*What is needed*:
Find the lines that contain the word "Сиреневая" and copy each one.

══ Material

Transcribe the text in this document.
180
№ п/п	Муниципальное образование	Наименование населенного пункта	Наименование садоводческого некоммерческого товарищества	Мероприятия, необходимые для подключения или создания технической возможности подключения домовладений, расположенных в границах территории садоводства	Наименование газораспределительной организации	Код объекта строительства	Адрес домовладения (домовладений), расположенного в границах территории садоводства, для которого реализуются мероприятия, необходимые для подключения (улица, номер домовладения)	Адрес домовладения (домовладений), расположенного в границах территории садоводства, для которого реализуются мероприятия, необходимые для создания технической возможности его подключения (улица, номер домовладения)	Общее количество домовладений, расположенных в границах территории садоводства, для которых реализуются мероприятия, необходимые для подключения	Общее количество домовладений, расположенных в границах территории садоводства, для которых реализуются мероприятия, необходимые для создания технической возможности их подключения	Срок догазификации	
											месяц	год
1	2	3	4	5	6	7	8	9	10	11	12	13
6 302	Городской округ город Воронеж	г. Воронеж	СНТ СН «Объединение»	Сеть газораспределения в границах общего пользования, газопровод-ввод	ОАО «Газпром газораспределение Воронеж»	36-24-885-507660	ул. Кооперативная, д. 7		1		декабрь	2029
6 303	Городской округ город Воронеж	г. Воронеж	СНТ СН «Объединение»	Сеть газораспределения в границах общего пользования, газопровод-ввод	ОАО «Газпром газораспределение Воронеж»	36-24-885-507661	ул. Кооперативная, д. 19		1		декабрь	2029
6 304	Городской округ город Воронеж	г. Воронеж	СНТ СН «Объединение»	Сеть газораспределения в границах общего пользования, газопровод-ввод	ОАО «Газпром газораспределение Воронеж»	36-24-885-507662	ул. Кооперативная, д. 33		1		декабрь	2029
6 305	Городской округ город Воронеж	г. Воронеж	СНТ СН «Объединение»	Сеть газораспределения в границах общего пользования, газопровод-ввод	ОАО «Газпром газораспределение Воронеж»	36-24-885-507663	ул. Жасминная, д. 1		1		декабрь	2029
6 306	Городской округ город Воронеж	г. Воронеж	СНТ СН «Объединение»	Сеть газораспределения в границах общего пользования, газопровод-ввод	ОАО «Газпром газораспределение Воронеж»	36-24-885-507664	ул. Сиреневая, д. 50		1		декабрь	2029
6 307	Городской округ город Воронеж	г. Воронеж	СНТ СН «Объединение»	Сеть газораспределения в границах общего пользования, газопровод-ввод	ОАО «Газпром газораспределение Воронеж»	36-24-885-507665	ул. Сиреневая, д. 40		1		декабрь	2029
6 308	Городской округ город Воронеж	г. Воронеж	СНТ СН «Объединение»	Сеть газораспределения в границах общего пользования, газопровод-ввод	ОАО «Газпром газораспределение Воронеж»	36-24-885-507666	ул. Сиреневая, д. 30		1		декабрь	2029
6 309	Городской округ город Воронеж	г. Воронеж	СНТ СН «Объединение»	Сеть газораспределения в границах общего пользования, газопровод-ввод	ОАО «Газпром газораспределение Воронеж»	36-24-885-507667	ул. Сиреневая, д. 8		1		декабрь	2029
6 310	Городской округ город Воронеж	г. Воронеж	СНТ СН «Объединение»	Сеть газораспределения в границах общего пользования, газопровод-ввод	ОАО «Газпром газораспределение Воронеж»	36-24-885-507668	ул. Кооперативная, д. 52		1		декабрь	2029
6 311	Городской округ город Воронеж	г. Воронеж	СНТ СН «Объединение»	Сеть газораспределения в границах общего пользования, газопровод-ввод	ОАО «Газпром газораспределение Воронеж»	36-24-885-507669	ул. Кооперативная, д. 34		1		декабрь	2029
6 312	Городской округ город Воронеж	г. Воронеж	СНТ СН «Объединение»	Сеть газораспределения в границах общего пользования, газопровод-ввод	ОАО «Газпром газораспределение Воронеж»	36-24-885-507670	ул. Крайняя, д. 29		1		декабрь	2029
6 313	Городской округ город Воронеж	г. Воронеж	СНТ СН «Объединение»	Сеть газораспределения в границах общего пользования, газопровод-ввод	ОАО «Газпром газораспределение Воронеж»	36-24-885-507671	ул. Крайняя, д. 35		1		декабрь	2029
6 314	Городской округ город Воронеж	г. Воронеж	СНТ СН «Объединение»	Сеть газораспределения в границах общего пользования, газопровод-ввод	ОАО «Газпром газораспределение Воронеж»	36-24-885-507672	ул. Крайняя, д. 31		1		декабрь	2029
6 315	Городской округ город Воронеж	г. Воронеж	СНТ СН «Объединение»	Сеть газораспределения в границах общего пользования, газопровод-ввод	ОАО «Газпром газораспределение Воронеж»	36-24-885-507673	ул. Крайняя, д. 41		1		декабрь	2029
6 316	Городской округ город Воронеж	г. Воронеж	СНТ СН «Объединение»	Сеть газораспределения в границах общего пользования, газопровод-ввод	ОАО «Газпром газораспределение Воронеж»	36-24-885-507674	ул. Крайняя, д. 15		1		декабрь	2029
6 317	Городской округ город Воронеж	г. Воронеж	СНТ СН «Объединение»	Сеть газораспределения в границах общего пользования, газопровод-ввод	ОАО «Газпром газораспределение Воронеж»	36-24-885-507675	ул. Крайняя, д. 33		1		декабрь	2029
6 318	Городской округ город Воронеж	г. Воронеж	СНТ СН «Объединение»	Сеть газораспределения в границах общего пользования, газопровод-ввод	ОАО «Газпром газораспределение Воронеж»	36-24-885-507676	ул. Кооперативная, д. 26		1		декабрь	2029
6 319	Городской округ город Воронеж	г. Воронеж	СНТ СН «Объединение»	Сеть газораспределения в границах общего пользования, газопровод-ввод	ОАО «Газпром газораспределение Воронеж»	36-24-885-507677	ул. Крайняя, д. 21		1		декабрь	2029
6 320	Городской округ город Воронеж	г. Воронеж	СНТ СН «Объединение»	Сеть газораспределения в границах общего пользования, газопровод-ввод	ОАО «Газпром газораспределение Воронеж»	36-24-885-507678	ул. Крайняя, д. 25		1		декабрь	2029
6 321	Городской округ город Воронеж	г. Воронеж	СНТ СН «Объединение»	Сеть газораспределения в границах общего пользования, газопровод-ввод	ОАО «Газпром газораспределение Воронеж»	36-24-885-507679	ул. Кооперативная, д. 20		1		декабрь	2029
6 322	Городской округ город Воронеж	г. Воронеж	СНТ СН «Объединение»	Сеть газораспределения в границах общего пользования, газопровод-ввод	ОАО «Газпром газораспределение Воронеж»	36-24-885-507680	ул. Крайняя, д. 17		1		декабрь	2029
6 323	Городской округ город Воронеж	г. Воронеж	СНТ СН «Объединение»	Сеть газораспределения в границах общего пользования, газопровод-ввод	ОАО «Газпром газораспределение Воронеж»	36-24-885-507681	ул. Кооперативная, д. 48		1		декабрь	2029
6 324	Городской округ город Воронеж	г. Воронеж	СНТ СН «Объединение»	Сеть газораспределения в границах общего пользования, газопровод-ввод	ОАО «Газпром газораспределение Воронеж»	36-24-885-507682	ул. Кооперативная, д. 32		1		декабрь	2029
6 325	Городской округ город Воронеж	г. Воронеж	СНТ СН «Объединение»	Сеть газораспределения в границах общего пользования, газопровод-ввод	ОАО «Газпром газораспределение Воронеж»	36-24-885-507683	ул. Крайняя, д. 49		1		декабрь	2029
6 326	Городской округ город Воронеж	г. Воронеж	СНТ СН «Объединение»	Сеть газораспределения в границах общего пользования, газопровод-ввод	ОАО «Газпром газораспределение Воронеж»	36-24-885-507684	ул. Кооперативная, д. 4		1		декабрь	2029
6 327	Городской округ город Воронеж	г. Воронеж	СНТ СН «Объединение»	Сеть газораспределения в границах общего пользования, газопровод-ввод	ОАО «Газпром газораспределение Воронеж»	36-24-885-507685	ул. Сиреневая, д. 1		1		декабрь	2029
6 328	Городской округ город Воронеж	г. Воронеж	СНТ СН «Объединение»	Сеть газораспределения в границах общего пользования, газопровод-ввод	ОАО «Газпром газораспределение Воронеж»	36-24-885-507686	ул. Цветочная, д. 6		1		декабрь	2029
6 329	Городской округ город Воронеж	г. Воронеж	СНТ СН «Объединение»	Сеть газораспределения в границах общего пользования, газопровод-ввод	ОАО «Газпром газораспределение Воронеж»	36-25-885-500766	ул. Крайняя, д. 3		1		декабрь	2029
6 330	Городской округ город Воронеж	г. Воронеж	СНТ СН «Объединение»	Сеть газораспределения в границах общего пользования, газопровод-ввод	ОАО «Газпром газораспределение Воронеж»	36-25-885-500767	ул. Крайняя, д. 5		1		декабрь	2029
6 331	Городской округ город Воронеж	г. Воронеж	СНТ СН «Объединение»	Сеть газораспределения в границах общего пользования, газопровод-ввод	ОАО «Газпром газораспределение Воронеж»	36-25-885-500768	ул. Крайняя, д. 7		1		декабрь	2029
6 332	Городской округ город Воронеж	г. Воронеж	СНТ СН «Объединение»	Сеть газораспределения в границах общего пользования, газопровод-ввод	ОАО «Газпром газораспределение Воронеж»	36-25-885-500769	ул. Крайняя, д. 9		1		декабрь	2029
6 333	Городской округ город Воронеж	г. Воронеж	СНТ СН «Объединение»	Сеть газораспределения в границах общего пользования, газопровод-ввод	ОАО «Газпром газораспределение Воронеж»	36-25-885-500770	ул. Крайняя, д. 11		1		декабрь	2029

════

*Written response*:
6 306	Городской округ город Воронеж	г. Воронеж	СНТ СН «Объединение»	Сеть газораспределения в границах общего пользования, газопровод-ввод	ОАО «Газпром газораспределение Воронеж»	36-24-885-507664	ул. Сиреневая, д. 50		1		декабрь	2029
6 307	Городской округ город Воронеж	г. Воронеж	СНТ СН «Объединение»	Сеть газораспределения в границах общего пользования, газопровод-ввод	ОАО «Газпром газораспределение Воронеж»	36-24-885-507665	ул. Сиреневая, д. 40		1		декабрь	2029
6 308	Городской округ город Воронеж	г. Воронеж	СНТ СН «Объединение»	Сеть газораспределения в границах общего пользования, газопровод-ввод	ОАО «Газпром газораспределение Воронеж»	36-24-885-507666	ул. Сиреневая, д. 30		1		декабрь	2029
6 309	Городской округ город Воронеж	г. Воронеж	СНТ СН «Объединение»	Сеть газораспределения в границах общего пользования, газопровод-ввод	ОАО «Газпром газораспределение Воронеж»	36-24-885-507667	ул. Сиреневая, д. 8		1		декабрь	2029
6 327	Городской округ город Воронеж	г. Воронеж	СНТ СН «Объединение»	Сеть газораспределения в границах общего пользования, газопровод-ввод	ОАО «Газпром газораспределение Воронеж»	36-24-885-507685	ул. Сиреневая, д. 1		1		декабрь	2029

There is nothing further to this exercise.